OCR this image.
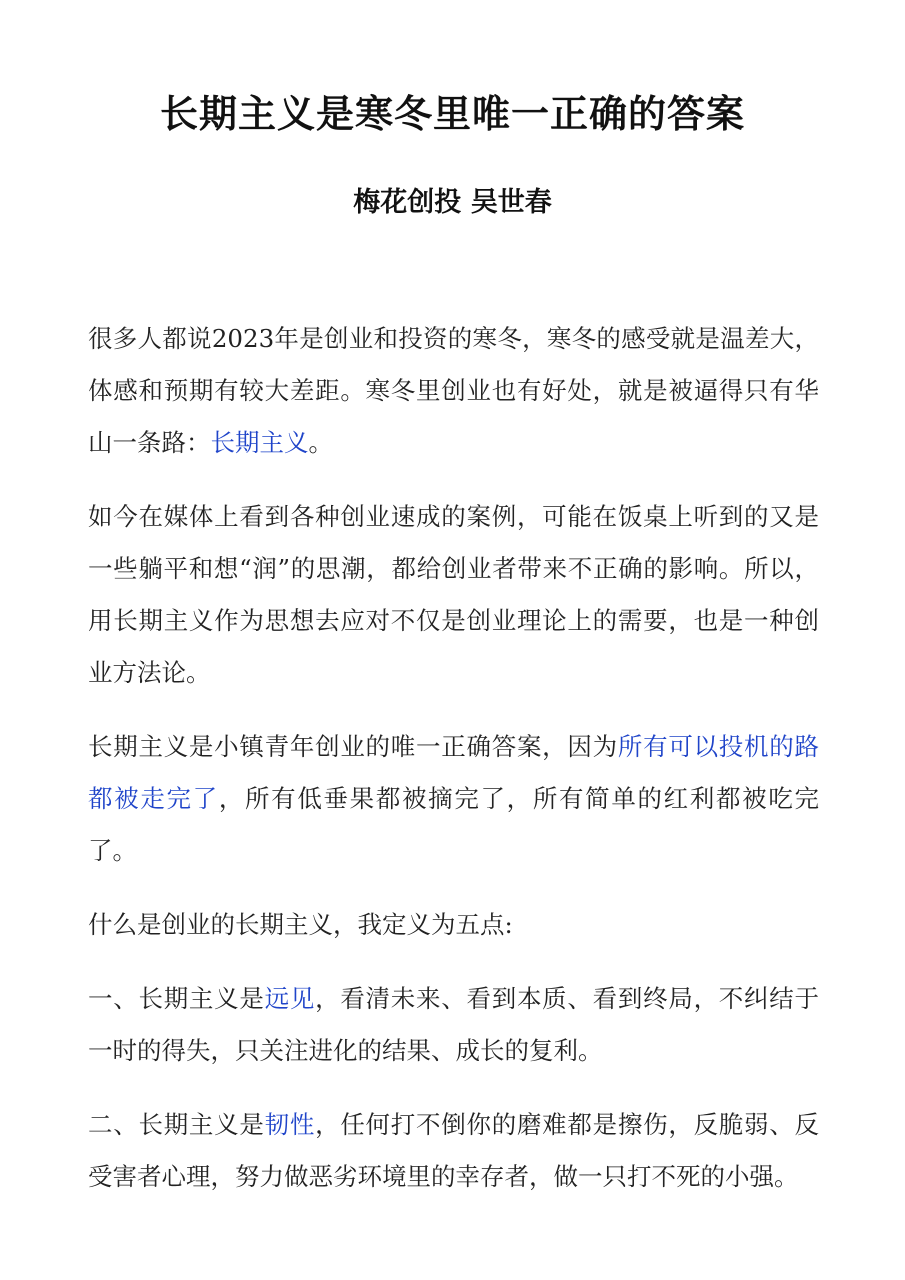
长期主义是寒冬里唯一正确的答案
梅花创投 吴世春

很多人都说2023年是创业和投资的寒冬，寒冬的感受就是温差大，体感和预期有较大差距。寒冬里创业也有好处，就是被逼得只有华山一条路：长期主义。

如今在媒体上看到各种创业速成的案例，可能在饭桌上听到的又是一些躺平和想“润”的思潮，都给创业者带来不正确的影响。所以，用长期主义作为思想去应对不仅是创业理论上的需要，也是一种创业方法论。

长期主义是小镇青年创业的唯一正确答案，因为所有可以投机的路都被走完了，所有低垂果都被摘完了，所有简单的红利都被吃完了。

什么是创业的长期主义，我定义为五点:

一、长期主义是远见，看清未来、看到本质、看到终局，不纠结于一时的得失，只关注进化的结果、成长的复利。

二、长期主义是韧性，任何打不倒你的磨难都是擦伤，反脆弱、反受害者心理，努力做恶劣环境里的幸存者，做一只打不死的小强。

====

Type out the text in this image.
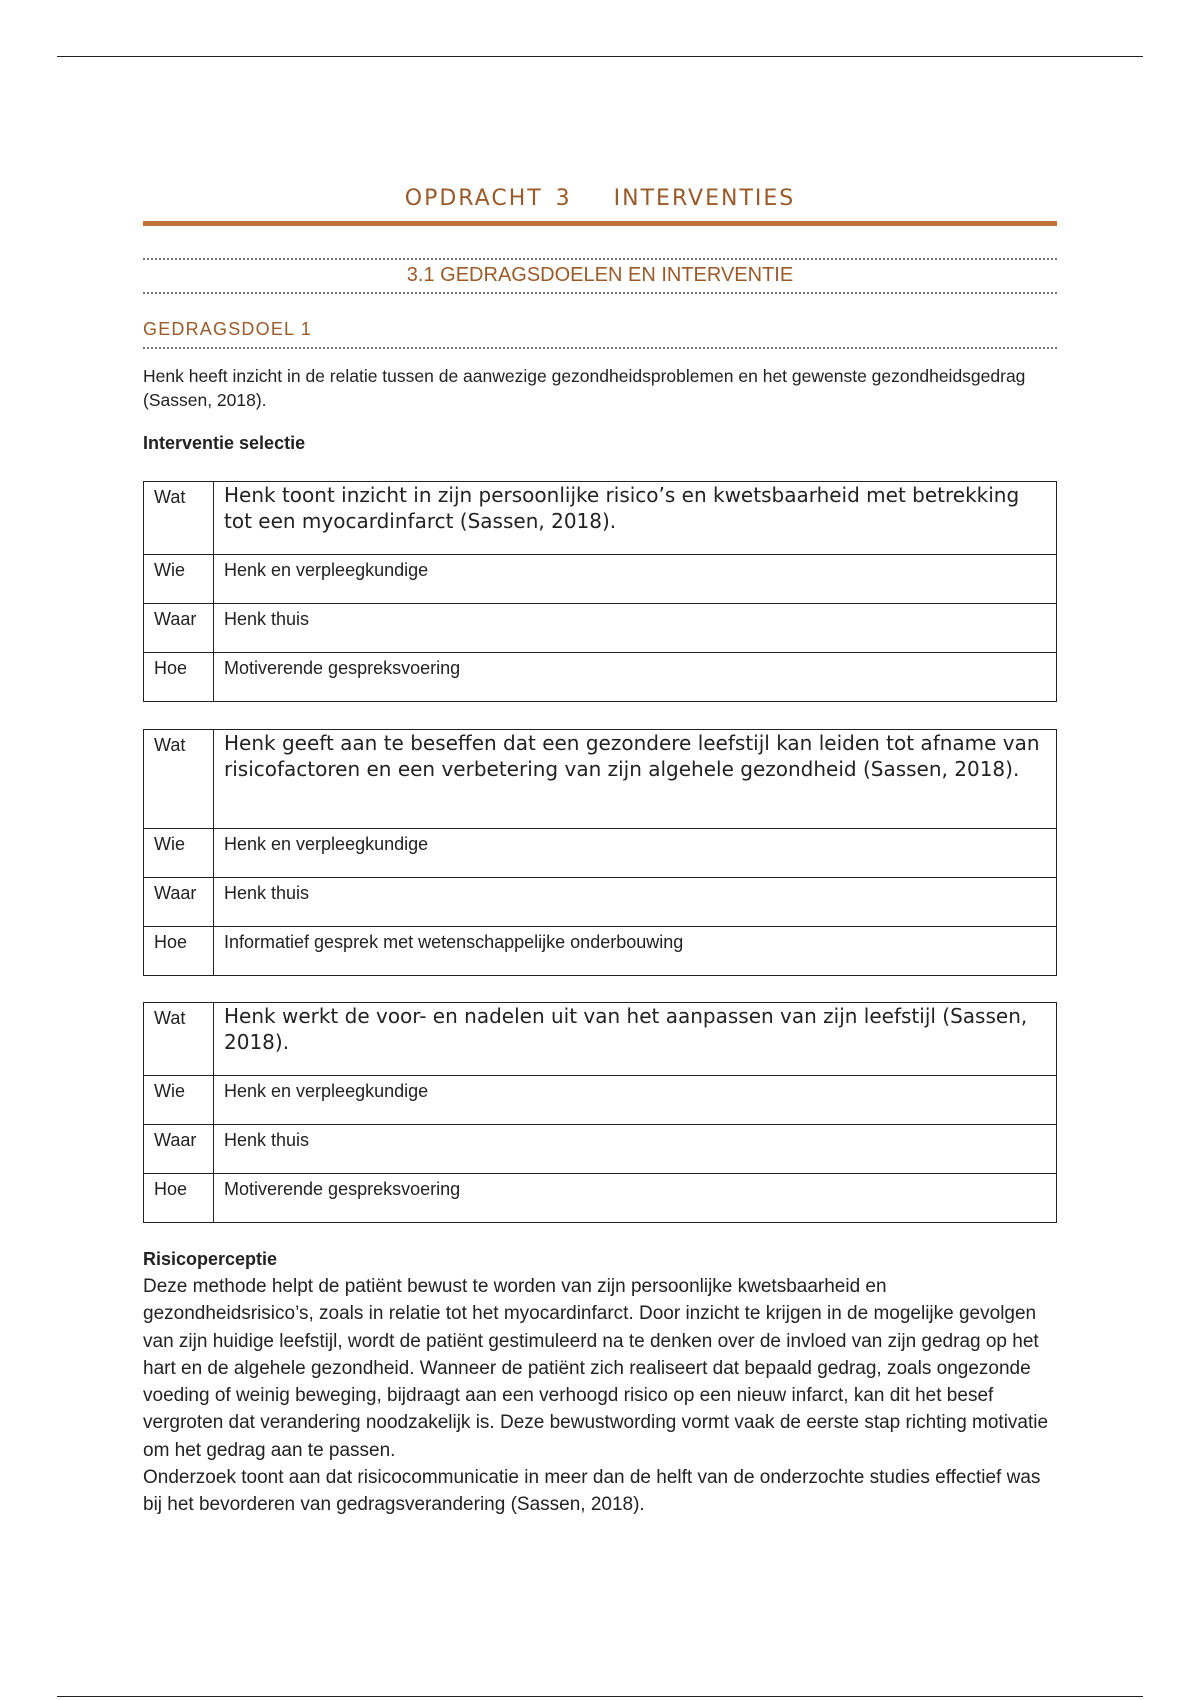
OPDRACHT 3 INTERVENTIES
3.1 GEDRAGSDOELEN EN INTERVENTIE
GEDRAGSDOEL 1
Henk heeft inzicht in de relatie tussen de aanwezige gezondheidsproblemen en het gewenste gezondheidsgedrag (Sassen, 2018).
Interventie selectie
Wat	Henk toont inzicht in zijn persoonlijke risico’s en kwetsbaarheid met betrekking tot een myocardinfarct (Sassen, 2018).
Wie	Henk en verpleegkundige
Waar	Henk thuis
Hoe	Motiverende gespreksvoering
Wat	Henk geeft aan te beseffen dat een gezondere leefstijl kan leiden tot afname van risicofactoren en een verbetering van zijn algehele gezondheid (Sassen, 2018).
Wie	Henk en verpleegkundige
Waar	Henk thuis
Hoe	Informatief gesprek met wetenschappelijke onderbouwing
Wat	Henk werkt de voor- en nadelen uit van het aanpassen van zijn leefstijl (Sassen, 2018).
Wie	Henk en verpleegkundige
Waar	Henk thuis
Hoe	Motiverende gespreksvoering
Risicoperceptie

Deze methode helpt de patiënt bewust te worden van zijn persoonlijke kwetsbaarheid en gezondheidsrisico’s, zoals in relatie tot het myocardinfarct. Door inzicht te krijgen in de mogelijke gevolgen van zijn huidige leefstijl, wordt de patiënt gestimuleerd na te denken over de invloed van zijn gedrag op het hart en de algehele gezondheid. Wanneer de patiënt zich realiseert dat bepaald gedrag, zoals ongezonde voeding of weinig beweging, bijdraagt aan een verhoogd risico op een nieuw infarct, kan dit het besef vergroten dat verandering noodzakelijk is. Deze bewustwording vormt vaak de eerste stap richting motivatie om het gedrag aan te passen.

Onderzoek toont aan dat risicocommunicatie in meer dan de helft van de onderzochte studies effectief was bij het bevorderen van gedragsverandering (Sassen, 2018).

====

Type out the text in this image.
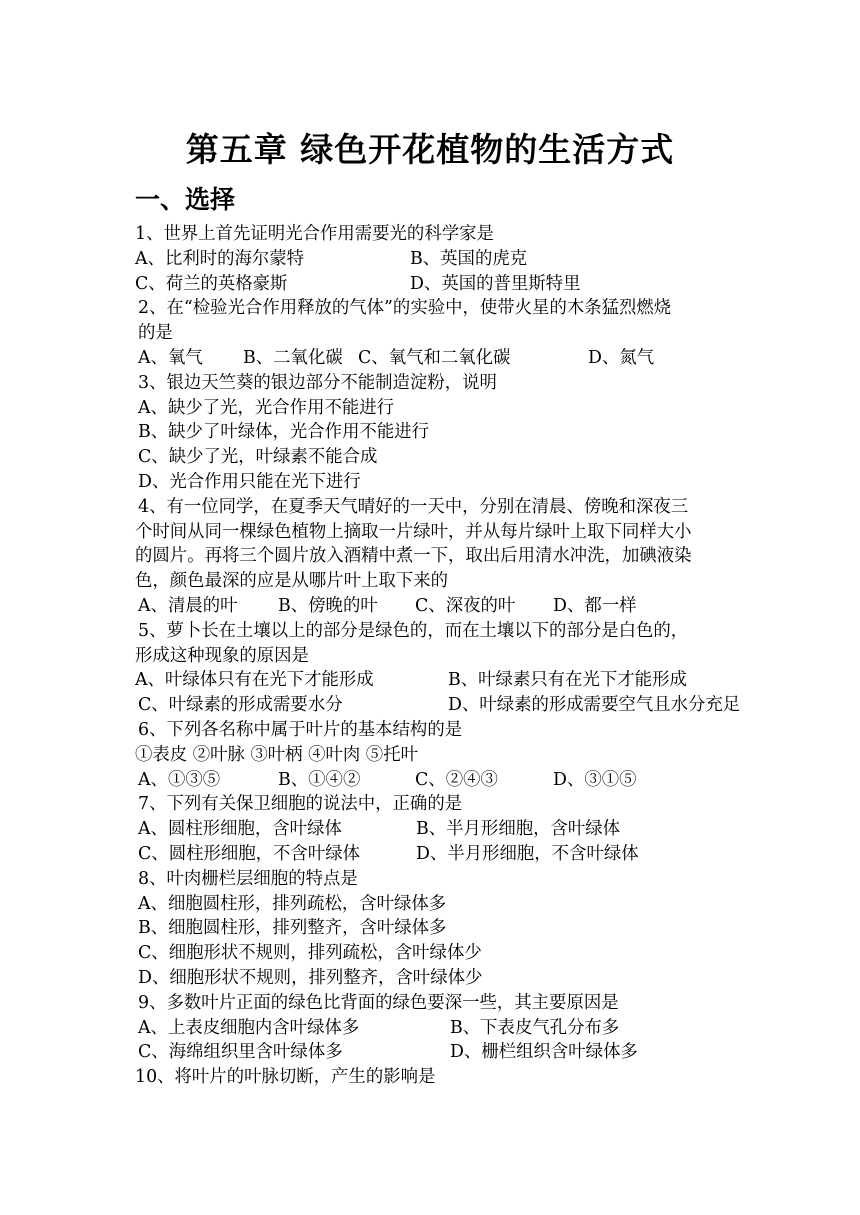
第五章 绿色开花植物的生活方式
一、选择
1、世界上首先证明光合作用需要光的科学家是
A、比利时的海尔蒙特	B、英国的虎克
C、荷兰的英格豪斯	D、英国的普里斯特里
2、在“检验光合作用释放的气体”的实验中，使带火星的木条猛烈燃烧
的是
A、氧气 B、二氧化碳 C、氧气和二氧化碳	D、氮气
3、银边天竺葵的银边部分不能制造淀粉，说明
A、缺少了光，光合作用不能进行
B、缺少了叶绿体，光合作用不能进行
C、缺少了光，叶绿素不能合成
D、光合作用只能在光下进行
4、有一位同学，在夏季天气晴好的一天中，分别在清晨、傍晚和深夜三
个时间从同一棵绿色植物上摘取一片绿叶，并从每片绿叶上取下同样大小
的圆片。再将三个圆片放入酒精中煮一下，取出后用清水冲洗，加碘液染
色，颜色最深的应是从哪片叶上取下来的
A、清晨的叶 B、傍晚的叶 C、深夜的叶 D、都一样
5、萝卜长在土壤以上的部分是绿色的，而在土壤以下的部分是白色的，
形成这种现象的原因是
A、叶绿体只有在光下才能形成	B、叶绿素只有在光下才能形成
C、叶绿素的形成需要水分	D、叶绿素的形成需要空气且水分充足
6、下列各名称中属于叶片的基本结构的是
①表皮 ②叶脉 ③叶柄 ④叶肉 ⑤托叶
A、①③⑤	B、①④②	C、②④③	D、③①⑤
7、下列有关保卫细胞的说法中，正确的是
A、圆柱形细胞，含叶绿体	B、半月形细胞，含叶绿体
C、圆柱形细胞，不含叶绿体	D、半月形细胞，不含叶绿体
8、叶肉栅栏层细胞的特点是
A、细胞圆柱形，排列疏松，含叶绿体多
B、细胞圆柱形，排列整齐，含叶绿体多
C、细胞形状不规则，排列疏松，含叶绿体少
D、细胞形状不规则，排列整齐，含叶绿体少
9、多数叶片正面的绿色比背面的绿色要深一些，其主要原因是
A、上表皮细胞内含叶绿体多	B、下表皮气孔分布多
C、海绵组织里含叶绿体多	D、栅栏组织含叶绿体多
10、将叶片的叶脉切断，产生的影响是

====

WHAT IS ASKED: Return from the data every line that holds "细胞圆柱形".

THE REPLY:
A、细胞圆柱形，排列疏松，含叶绿体多
B、细胞圆柱形，排列整齐，含叶绿体多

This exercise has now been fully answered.